> [Short problem] Repeat each entry word for word. Leave any images out of the copy.

Figure record extracts:
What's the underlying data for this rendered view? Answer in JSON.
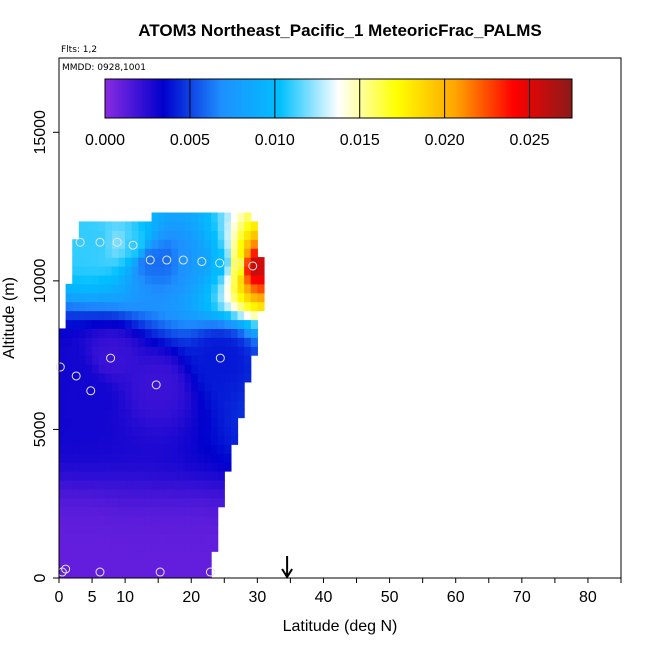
{
  "chart_data": {
    "type": "heatmap",
    "title": "ATOM3 Northeast_Pacific_1 MeteoricFrac_PALMS",
    "subtitle": "Flts: 1,2",
    "date_label": "MMDD: 0928,1001",
    "xlabel": "Latitude (deg N)",
    "ylabel": "Altitude (m)",
    "xlim": [
      0,
      85
    ],
    "ylim": [
      0,
      17500
    ],
    "x_ticks": [
      0,
      5,
      10,
      20,
      30,
      40,
      50,
      60,
      70,
      80
    ],
    "y_ticks": [
      0,
      5000,
      10000,
      15000
    ],
    "colorbar": {
      "range": [
        0,
        0.0275
      ],
      "tick_values": [
        0.0,
        0.005,
        0.01,
        0.015,
        0.02,
        0.025
      ],
      "tick_labels": [
        "0.000",
        "0.005",
        "0.010",
        "0.015",
        "0.020",
        "0.025"
      ],
      "colors": [
        "#8a2be2",
        "#0000cd",
        "#1e90ff",
        "#00bfff",
        "#ffffff",
        "#ffff00",
        "#ffa500",
        "#ff0000",
        "#8b1a1a"
      ]
    },
    "field_extent": {
      "lat_min": 0,
      "lat_max": 31,
      "alt_max": 12400,
      "top_edge": [
        [
          0,
          7900
        ],
        [
          1,
          8800
        ],
        [
          2,
          10800
        ],
        [
          3,
          12000
        ],
        [
          14,
          12000
        ],
        [
          14.5,
          12400
        ],
        [
          29,
          12400
        ],
        [
          30,
          11800
        ],
        [
          31,
          10000
        ],
        [
          30,
          8000
        ],
        [
          28,
          6000
        ],
        [
          26,
          4000
        ],
        [
          24,
          2000
        ],
        [
          23,
          0
        ]
      ]
    },
    "sample_points": [
      {
        "lat": 0.2,
        "alt": 7100,
        "value": 0.003
      },
      {
        "lat": 0.5,
        "alt": 200,
        "value": 0.001
      },
      {
        "lat": 1.0,
        "alt": 300,
        "value": 0.001
      },
      {
        "lat": 2.6,
        "alt": 6800,
        "value": 0.003
      },
      {
        "lat": 3.2,
        "alt": 11300,
        "value": 0.011
      },
      {
        "lat": 4.8,
        "alt": 6300,
        "value": 0.003
      },
      {
        "lat": 6.2,
        "alt": 200,
        "value": 0.001
      },
      {
        "lat": 6.2,
        "alt": 11300,
        "value": 0.011
      },
      {
        "lat": 7.8,
        "alt": 7400,
        "value": 0.002
      },
      {
        "lat": 8.8,
        "alt": 11300,
        "value": 0.012
      },
      {
        "lat": 11.2,
        "alt": 11200,
        "value": 0.011
      },
      {
        "lat": 13.8,
        "alt": 10700,
        "value": 0.006
      },
      {
        "lat": 14.7,
        "alt": 6500,
        "value": 0.002
      },
      {
        "lat": 15.3,
        "alt": 200,
        "value": 0.001
      },
      {
        "lat": 16.3,
        "alt": 10700,
        "value": 0.006
      },
      {
        "lat": 18.8,
        "alt": 10700,
        "value": 0.007
      },
      {
        "lat": 21.6,
        "alt": 10650,
        "value": 0.008
      },
      {
        "lat": 22.9,
        "alt": 200,
        "value": 0.001
      },
      {
        "lat": 24.3,
        "alt": 10600,
        "value": 0.01
      },
      {
        "lat": 24.4,
        "alt": 7400,
        "value": 0.004
      },
      {
        "lat": 27.2,
        "alt": 10550,
        "value": 0.016
      },
      {
        "lat": 29.3,
        "alt": 10500,
        "value": 0.026
      }
    ],
    "marker": {
      "lat": 34.5,
      "alt": 0,
      "shape": "down-arrow"
    }
  }
}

> [Written solution]
What's the underlying data for this rendered view? Answer in JSON.
{
  "chart_data": {
    "type": "heatmap",
    "title": "ATOM3 Northeast_Pacific_1 MeteoricFrac_PALMS",
    "subtitle": "Flts: 1,2",
    "date_label": "MMDD: 0928,1001",
    "xlabel": "Latitude (deg N)",
    "ylabel": "Altitude (m)",
    "xlim": [
      0,
      85
    ],
    "ylim": [
      0,
      17500
    ],
    "x_ticks": [
      0,
      5,
      10,
      20,
      30,
      40,
      50,
      60,
      70,
      80
    ],
    "y_ticks": [
      0,
      5000,
      10000,
      15000
    ],
    "colorbar": {
      "range": [
        0,
        0.0275
      ],
      "tick_values": [
        0.0,
        0.005,
        0.01,
        0.015,
        0.02,
        0.025
      ],
      "tick_labels": [
        "0.000",
        "0.005",
        "0.010",
        "0.015",
        "0.020",
        "0.025"
      ],
      "colors": [
        "#8a2be2",
        "#0000cd",
        "#1e90ff",
        "#00bfff",
        "#ffffff",
        "#ffff00",
        "#ffa500",
        "#ff0000",
        "#8b1a1a"
      ]
    },
    "field_extent": {
      "lat_min": 0,
      "lat_max": 31,
      "alt_max": 12400,
      "top_edge": [
        [
          0,
          7900
        ],
        [
          1,
          8800
        ],
        [
          2,
          10800
        ],
        [
          3,
          12000
        ],
        [
          14,
          12000
        ],
        [
          14.5,
          12400
        ],
        [
          29,
          12400
        ],
        [
          30,
          11800
        ],
        [
          31,
          10000
        ],
        [
          30,
          8000
        ],
        [
          28,
          6000
        ],
        [
          26,
          4000
        ],
        [
          24,
          2000
        ],
        [
          23,
          0
        ]
      ]
    },
    "sample_points": [
      {
        "lat": 0.2,
        "alt": 7100,
        "value": 0.003
      },
      {
        "lat": 0.5,
        "alt": 200,
        "value": 0.001
      },
      {
        "lat": 1.0,
        "alt": 300,
        "value": 0.001
      },
      {
        "lat": 2.6,
        "alt": 6800,
        "value": 0.003
      },
      {
        "lat": 3.2,
        "alt": 11300,
        "value": 0.011
      },
      {
        "lat": 4.8,
        "alt": 6300,
        "value": 0.003
      },
      {
        "lat": 6.2,
        "alt": 200,
        "value": 0.001
      },
      {
        "lat": 6.2,
        "alt": 11300,
        "value": 0.011
      },
      {
        "lat": 7.8,
        "alt": 7400,
        "value": 0.002
      },
      {
        "lat": 8.8,
        "alt": 11300,
        "value": 0.012
      },
      {
        "lat": 11.2,
        "alt": 11200,
        "value": 0.011
      },
      {
        "lat": 13.8,
        "alt": 10700,
        "value": 0.006
      },
      {
        "lat": 14.7,
        "alt": 6500,
        "value": 0.002
      },
      {
        "lat": 15.3,
        "alt": 200,
        "value": 0.001
      },
      {
        "lat": 16.3,
        "alt": 10700,
        "value": 0.006
      },
      {
        "lat": 18.8,
        "alt": 10700,
        "value": 0.007
      },
      {
        "lat": 21.6,
        "alt": 10650,
        "value": 0.008
      },
      {
        "lat": 22.9,
        "alt": 200,
        "value": 0.001
      },
      {
        "lat": 24.3,
        "alt": 10600,
        "value": 0.01
      },
      {
        "lat": 24.4,
        "alt": 7400,
        "value": 0.004
      },
      {
        "lat": 27.2,
        "alt": 10550,
        "value": 0.016
      },
      {
        "lat": 29.3,
        "alt": 10500,
        "value": 0.026
      }
    ],
    "marker": {
      "lat": 34.5,
      "alt": 0,
      "shape": "down-arrow"
    }
  }
}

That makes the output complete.